Below is a block of records; repeat each one exactly.

Stored items from a collection
::::::

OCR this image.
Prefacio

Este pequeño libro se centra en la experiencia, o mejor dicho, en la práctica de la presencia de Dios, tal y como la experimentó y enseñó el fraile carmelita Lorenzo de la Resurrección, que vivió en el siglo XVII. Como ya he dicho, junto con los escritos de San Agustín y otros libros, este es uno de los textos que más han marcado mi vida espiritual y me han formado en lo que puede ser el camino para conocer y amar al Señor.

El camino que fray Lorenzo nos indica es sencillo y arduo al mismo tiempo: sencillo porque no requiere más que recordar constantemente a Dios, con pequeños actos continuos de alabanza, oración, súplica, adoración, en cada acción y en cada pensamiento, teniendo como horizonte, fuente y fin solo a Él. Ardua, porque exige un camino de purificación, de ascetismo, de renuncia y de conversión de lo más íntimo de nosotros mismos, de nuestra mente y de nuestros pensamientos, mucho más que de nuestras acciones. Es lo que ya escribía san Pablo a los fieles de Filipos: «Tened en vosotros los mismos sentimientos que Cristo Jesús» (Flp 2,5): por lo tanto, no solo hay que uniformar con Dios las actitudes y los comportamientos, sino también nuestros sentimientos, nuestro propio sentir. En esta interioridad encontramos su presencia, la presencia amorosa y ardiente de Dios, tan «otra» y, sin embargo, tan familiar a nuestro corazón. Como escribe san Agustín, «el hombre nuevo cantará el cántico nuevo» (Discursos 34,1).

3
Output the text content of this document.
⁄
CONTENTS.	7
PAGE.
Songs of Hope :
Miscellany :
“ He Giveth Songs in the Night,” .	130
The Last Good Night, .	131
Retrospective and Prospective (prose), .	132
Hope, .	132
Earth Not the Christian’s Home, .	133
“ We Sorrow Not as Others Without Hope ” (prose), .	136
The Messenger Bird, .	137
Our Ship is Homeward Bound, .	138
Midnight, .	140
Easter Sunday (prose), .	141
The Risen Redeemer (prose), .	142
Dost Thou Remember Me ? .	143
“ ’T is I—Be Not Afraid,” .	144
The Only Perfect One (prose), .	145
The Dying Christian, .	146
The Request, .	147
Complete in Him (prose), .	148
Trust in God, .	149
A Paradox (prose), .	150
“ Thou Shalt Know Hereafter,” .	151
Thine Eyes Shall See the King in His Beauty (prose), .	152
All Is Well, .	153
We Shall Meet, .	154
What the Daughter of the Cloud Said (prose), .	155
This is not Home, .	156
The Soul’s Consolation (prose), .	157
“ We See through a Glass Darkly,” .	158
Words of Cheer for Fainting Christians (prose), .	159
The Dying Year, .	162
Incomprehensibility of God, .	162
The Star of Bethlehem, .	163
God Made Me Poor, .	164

::::::

**Answer in full**
OCR this image.
Prefacio

Este pequeño libro se centra en la experiencia, o mejor dicho, en la práctica de la presencia de Dios, tal y como la experimentó y enseñó el fraile carmelita Lorenzo de la Resurrección, que vivió en el siglo XVII. Como ya he dicho, junto con los escritos de San Agustín y otros libros, este es uno de los textos que más han marcado mi vida espiritual y me han formado en lo que puede ser el camino para conocer y amar al Señor.

El camino que fray Lorenzo nos indica es sencillo y arduo al mismo tiempo: sencillo porque no requiere más que recordar constantemente a Dios, con pequeños actos continuos de alabanza, oración, súplica, adoración, en cada acción y en cada pensamiento, teniendo como horizonte, fuente y fin solo a Él. Ardua, porque exige un camino de purificación, de ascetismo, de renuncia y de conversión de lo más íntimo de nosotros mismos, de nuestra mente y de nuestros pensamientos, mucho más que de nuestras acciones. Es lo que ya escribía san Pablo a los fieles de Filipos: «Tened en vosotros los mismos sentimientos que Cristo Jesús» (Flp 2,5): por lo tanto, no solo hay que uniformar con Dios las actitudes y los comportamientos, sino también nuestros sentimientos, nuestro propio sentir. En esta interioridad encontramos su presencia, la presencia amorosa y ardiente de Dios, tan «otra» y, sin embargo, tan familiar a nuestro corazón. Como escribe san Agustín, «el hombre nuevo cantará el cántico nuevo» (Discursos 34,1).

3
Output the text content of this document.
⁄
CONTENTS.	7
PAGE.
Songs of Hope :
Miscellany :
“ He Giveth Songs in the Night,” .	130
The Last Good Night, .	131
Retrospective and Prospective (prose), .	132
Hope, .	132
Earth Not the Christian’s Home, .	133
“ We Sorrow Not as Others Without Hope ” (prose), .	136
The Messenger Bird, .	137
Our Ship is Homeward Bound, .	138
Midnight, .	140
Easter Sunday (prose), .	141
The Risen Redeemer (prose), .	142
Dost Thou Remember Me ? .	143
“ ’T is I—Be Not Afraid,” .	144
The Only Perfect One (prose), .	145
The Dying Christian, .	146
The Request, .	147
Complete in Him (prose), .	148
Trust in God, .	149
A Paradox (prose), .	150
“ Thou Shalt Know Hereafter,” .	151
Thine Eyes Shall See the King in His Beauty (prose), .	152
All Is Well, .	153
We Shall Meet, .	154
What the Daughter of the Cloud Said (prose), .	155
This is not Home, .	156
The Soul’s Consolation (prose), .	157
“ We See through a Glass Darkly,” .	158
Words of Cheer for Fainting Christians (prose), .	159
The Dying Year, .	162
Incomprehensibility of God, .	162
The Star of Bethlehem, .	163
God Made Me Poor, .	164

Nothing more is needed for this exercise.